■ **Data lines**

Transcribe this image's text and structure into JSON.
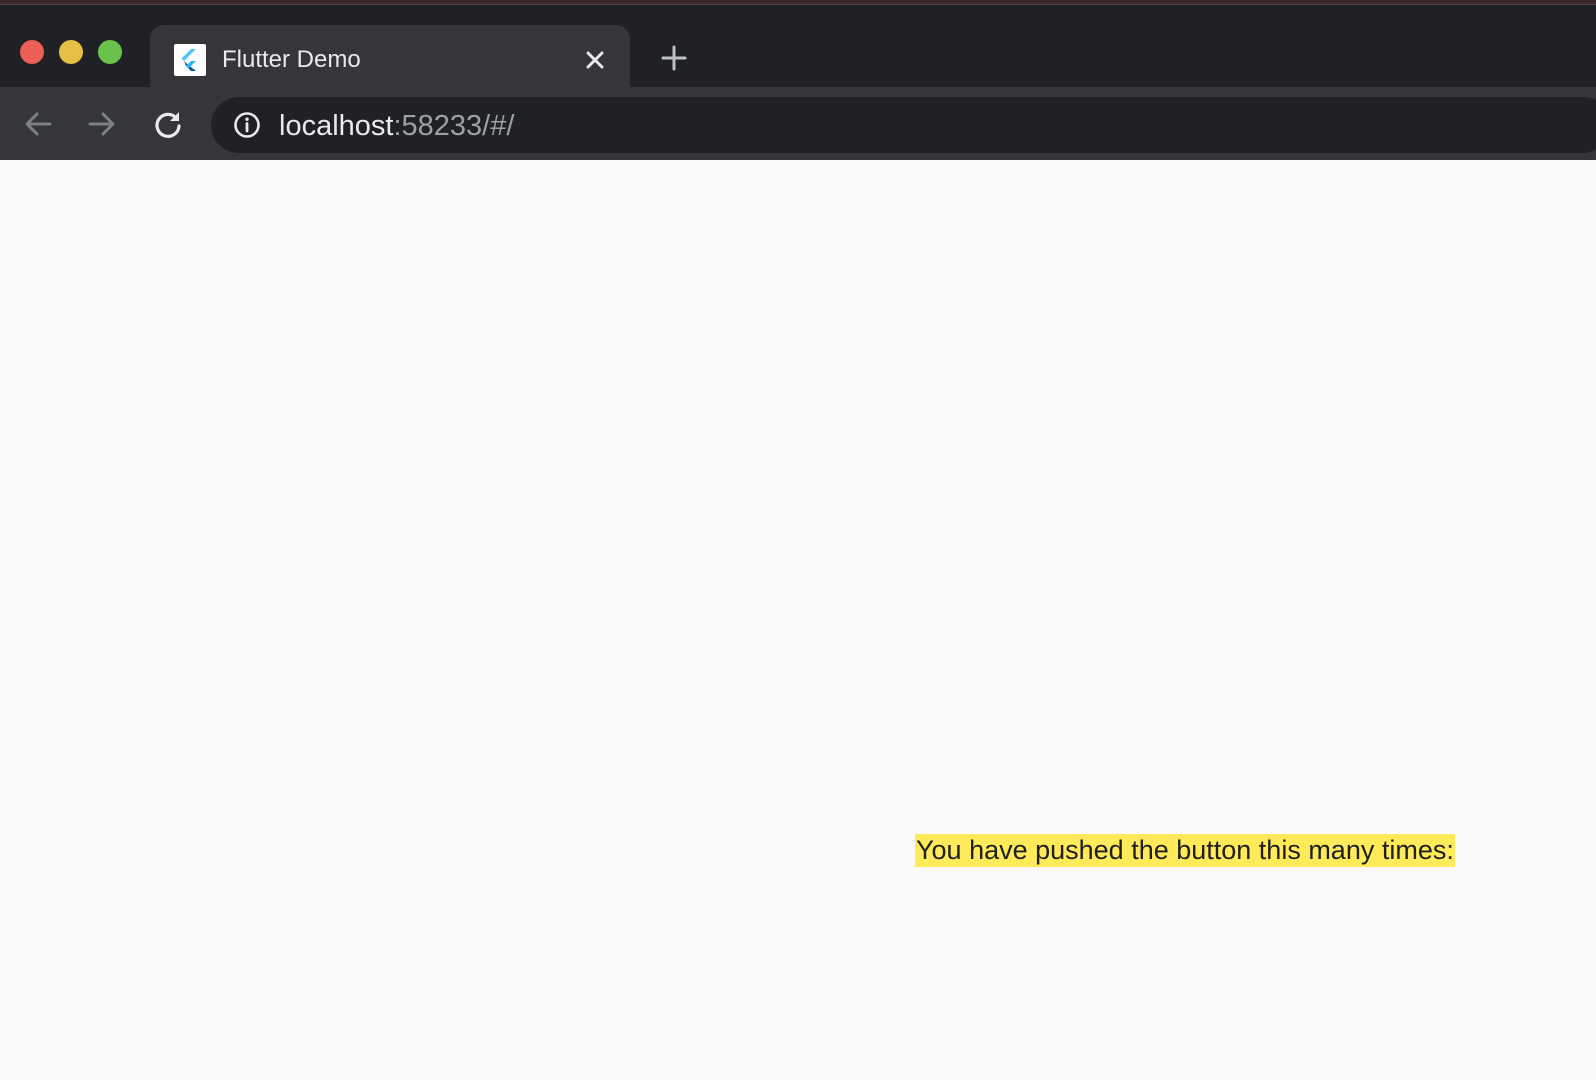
{
  "window": {
    "controls": {
      "close_color": "#ec5f56",
      "minimize_color": "#e6bf44",
      "maximize_color": "#6bc24b"
    }
  },
  "tabs": [
    {
      "title": "Flutter Demo",
      "favicon": "flutter-logo-icon",
      "active": true,
      "close_icon": "close-icon"
    }
  ],
  "toolbar": {
    "new_tab_icon": "plus-icon",
    "back_icon": "arrow-left-icon",
    "forward_icon": "arrow-right-icon",
    "reload_icon": "reload-icon",
    "site_info_icon": "info-circle-icon"
  },
  "address_bar": {
    "host": "localhost",
    "rest": ":58233/#/"
  },
  "page": {
    "counter_message": "You have pushed the button this many times:",
    "highlight_color": "#ffeb5a"
  }
}
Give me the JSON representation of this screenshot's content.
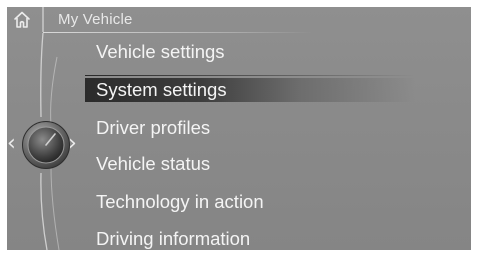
{
  "header": {
    "title": "My Vehicle",
    "home_icon": "home-icon"
  },
  "controller": {
    "icon": "idrive-controller-icon",
    "left_arrow": "‹",
    "right_arrow": "›"
  },
  "menu": {
    "selected_index": 1,
    "items": [
      {
        "label": "Vehicle settings"
      },
      {
        "label": "System settings"
      },
      {
        "label": "Driver profiles"
      },
      {
        "label": "Vehicle status"
      },
      {
        "label": "Technology in action"
      },
      {
        "label": "Driving information"
      }
    ]
  },
  "colors": {
    "background": "#8a8a8a",
    "text": "#f4f4f4",
    "selection": "#2b2b2b"
  }
}
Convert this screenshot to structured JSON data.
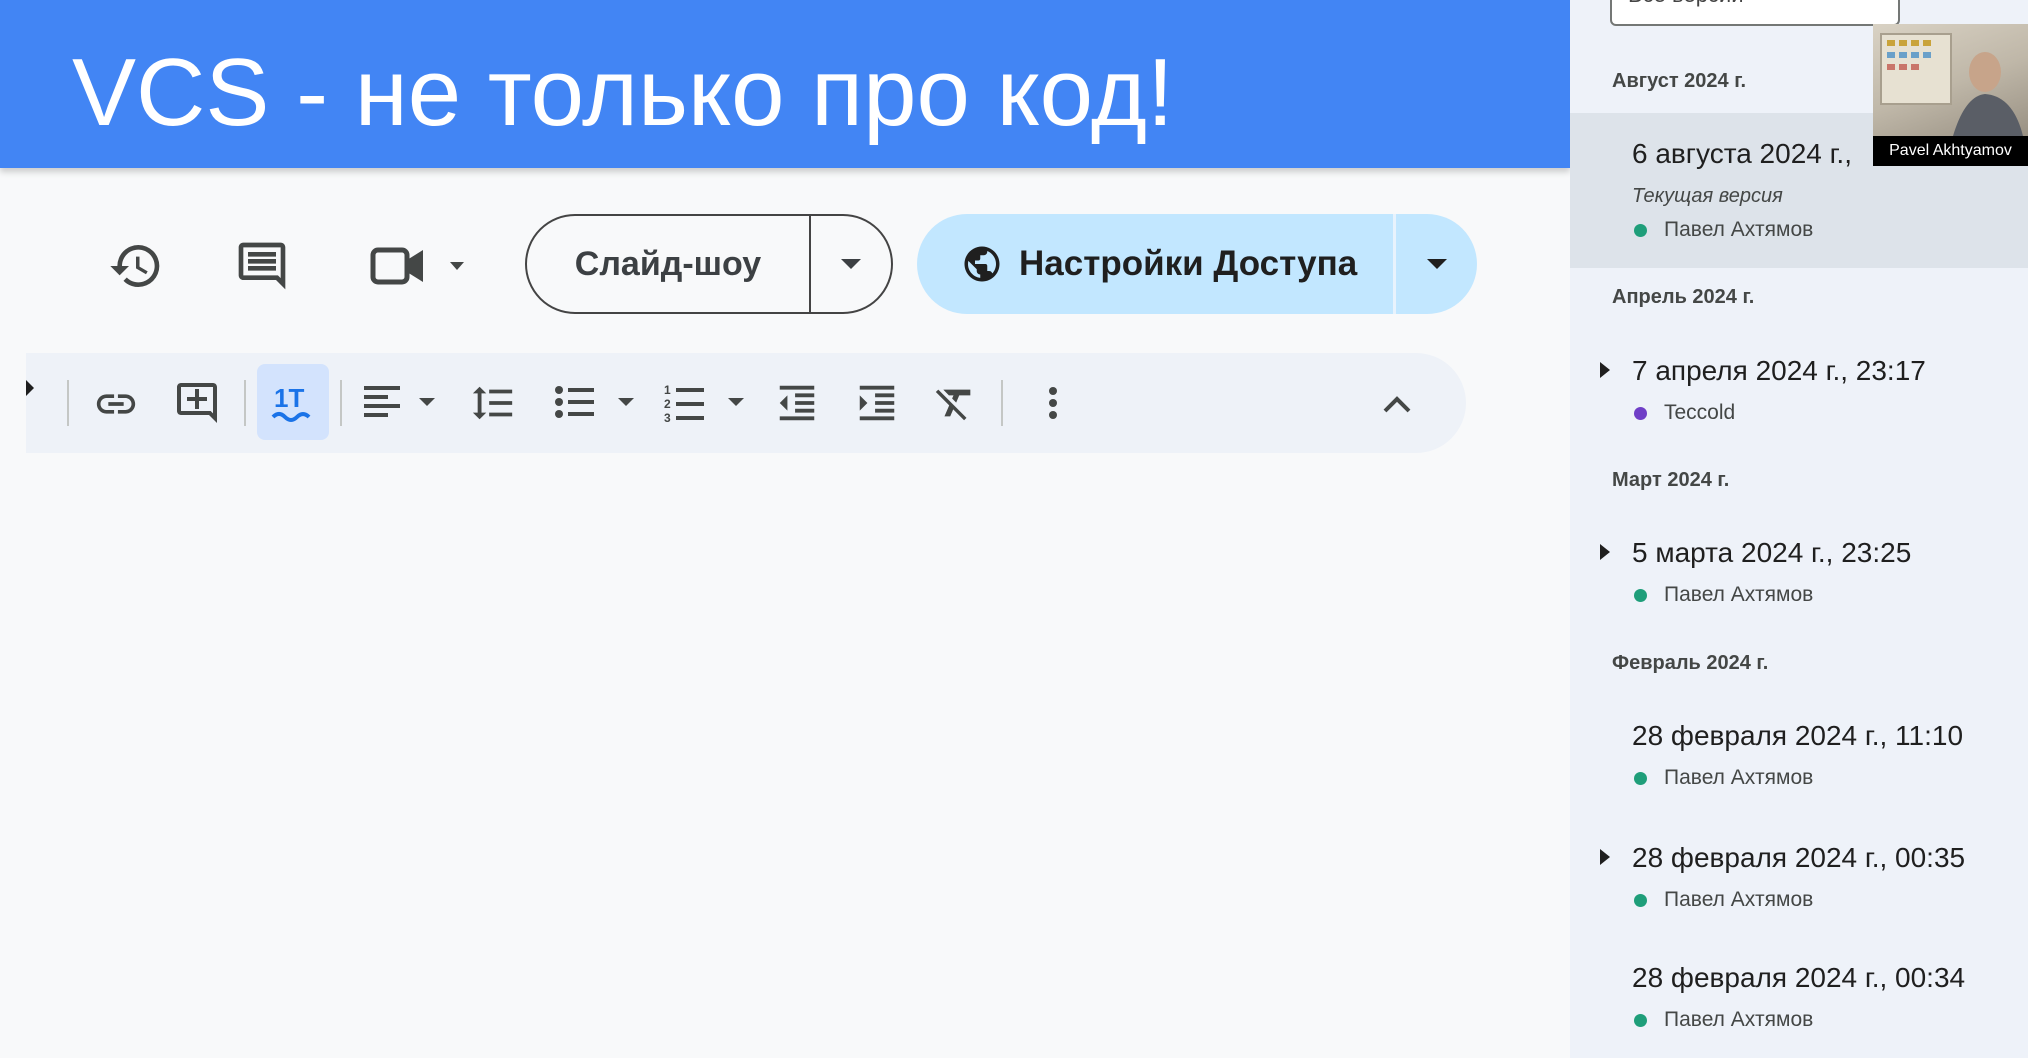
{
  "slide": {
    "title": "VCS - не только про код!"
  },
  "toolbar": {
    "history_icon": "history-icon",
    "comments_icon": "comment-icon",
    "meet_icon": "video-camera-icon",
    "slideshow_label": "Слайд-шоу",
    "share_label": "Настройки Доступа"
  },
  "format_toolbar": {
    "items": [
      "link-icon",
      "add-comment-icon",
      "highlight-text-icon",
      "align-left-icon",
      "line-spacing-icon",
      "bulleted-list-icon",
      "numbered-list-icon",
      "decrease-indent-icon",
      "increase-indent-icon",
      "clear-formatting-icon",
      "more-vert-icon",
      "chevron-up-icon"
    ]
  },
  "version_panel": {
    "filter_label": "Все версии",
    "groups": [
      {
        "month": "Август 2024 г.",
        "versions": [
          {
            "title": "6 августа 2024 г., ",
            "subtitle": "Текущая версия",
            "author": "Павел Ахтямов",
            "author_color": "#1e9e7a"
          }
        ]
      },
      {
        "month": "Апрель 2024 г.",
        "versions": [
          {
            "title": "7 апреля 2024 г., 23:17",
            "author": "Teccold",
            "author_color": "#6f3fc7"
          }
        ]
      },
      {
        "month": "Март 2024 г.",
        "versions": [
          {
            "title": "5 марта 2024 г., 23:25",
            "author": "Павел Ахтямов",
            "author_color": "#1e9e7a"
          }
        ]
      },
      {
        "month": "Февраль 2024 г.",
        "versions": [
          {
            "title": "28 февраля 2024 г., 11:10",
            "author": "Павел Ахтямов",
            "author_color": "#1e9e7a"
          },
          {
            "title": "28 февраля 2024 г., 00:35",
            "author": "Павел Ахтямов",
            "author_color": "#1e9e7a"
          },
          {
            "title": "28 февраля 2024 г., 00:34",
            "author": "Павел Ахтямов",
            "author_color": "#1e9e7a"
          }
        ]
      }
    ]
  },
  "webcam": {
    "name": "Pavel Akhtyamov"
  },
  "colors": {
    "banner": "#4285f4",
    "share_button": "#c2e7ff",
    "highlight_active": "#d3e3fd",
    "panel_bg": "#eef2f9"
  }
}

■ **Given exercise**
Go through the lines above. Select every one that has the string "settings".

■ **Final result**
        "label": "Vehicle settings"
        "label": "System settings"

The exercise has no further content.